Write out all entries word for word.
+++
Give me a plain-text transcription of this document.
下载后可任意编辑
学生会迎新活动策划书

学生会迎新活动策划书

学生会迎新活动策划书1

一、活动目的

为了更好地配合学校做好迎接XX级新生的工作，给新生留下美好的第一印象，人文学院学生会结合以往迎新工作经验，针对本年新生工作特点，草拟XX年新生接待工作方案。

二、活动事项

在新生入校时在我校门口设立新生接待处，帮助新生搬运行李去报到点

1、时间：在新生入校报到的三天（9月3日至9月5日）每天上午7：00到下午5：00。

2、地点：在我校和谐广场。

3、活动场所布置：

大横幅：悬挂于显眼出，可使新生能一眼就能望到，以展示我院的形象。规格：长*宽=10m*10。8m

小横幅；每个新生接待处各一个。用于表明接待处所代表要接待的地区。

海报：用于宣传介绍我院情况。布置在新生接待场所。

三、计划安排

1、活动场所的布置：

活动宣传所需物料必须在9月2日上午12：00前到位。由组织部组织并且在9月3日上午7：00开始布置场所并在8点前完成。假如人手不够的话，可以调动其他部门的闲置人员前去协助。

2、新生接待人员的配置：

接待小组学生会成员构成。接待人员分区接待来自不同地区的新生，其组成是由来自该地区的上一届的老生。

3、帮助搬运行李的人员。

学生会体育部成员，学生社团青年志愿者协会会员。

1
+++
* [EXPECTED ANSWER]
Give me a plain-text transcription of this document.
下载后可任意编辑
学生会迎新活动策划书

学生会迎新活动策划书

学生会迎新活动策划书1

一、活动目的

为了更好地配合学校做好迎接XX级新生的工作，给新生留下美好的第一印象，人文学院学生会结合以往迎新工作经验，针对本年新生工作特点，草拟XX年新生接待工作方案。

二、活动事项

在新生入校时在我校门口设立新生接待处，帮助新生搬运行李去报到点

1、时间：在新生入校报到的三天（9月3日至9月5日）每天上午7：00到下午5：00。

2、地点：在我校和谐广场。

3、活动场所布置：

大横幅：悬挂于显眼出，可使新生能一眼就能望到，以展示我院的形象。规格：长*宽=10m*10。8m

小横幅；每个新生接待处各一个。用于表明接待处所代表要接待的地区。

海报：用于宣传介绍我院情况。布置在新生接待场所。

三、计划安排

1、活动场所的布置：

活动宣传所需物料必须在9月2日上午12：00前到位。由组织部组织并且在9月3日上午7：00开始布置场所并在8点前完成。假如人手不够的话，可以调动其他部门的闲置人员前去协助。

2、新生接待人员的配置：

接待小组学生会成员构成。接待人员分区接待来自不同地区的新生，其组成是由来自该地区的上一届的老生。

3、帮助搬运行李的人员。

学生会体育部成员，学生社团青年志愿者协会会员。

1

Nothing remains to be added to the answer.